Tarefas:
(A) Segundo a crítica de "O Aprendiz", quem assina o trabalho de figurino e maquiagem que aproxima Sebastian Stan da aparência do ex-presidente?
(B) Prossiga com a crítica de "O Aprendiz", começando logo depois da última frase apresentada.

=== Trecho apresentado ===

'O Aprendiz': veja a crítica do filme de Trump (O Aprendiz/ Diamond Films/Divulgação)
Publicado em 16 de outubro de 2024 às 14h45.
Ver Donald Trump como um homem inseguro é uma cena incomum. Desde os anos 1970, o empresário buscou criar uma imagem de homem forte e vencedor, que jamais admite uma derrota. Isso ficou claro especialmente em sua atuação política. Até hoje, ele não aceitou a derrota nas urnas para Joe Biden, ocorrida há quatro anos.
É uma surpresa, portanto, que as cenas iniciais de "O Aprendiz", de Ali Abbasi (“Holy Spider”), revelem um Trump jovem e confuso. O filme estreia no Brasil nesta quinta-feira, 17, guiado pela ótima atuação de Sebastian Stan, intérprete de uma identidade visual tão parecida com o ex-presidente — muito apoiada no trabalho de figurino e maquiagem de Laura Montgomery — que, por vezes, é fácil confundir a ficção com a realidade. Já estão ali os trejeitos e o modo de falar que ficariam famosos, mas ainda falta a autoconfiança e a frieza.

=== Segmento de dados ===

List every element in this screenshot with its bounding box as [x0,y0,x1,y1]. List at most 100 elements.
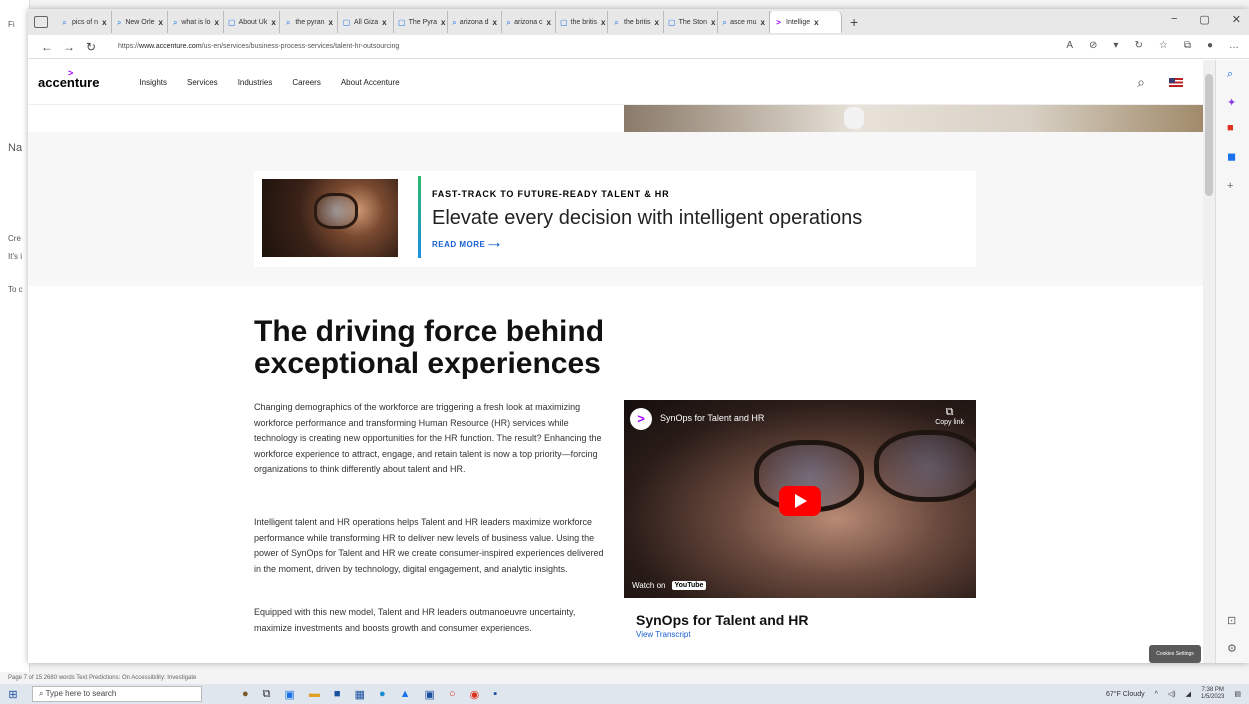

===

Respostas por tarefa:
(A) Laura Montgomery.

(B)
Para resolver os problemas do negócio da família e decolar na carreira, Trump vai atrás de Ron Cohn (Jeremy Strong), um advogado que não se importa em quebrar regras, inclusive chantagear autoridades, para conseguir o que quer. O filme coloca Cohn como mestre que o ensina a navegar na Nova York dos anos 1970, uma cidade de ruas sujas, com manchas de sangue nas calçadas e à beira da falência.
A direção de Ali Abbasi brilha na primeira metade do filme porque a passagem entre um Trump jovem e confuso para um homem frio, confiante e disposto a fazer de tudo para conquistar seus objetivos é construída na sutileza dos detalhes. Cenas filmadas com a câmera em mãos, por trás de outros componentes no cenário, convidam o público a “espiá-lo” em diferentes momentos do filme. Filtros que remontam à aparência da TV nos anos 1970 e 1980 contribuem para ressaltar o espírito da época, de muitas cores e movimentos.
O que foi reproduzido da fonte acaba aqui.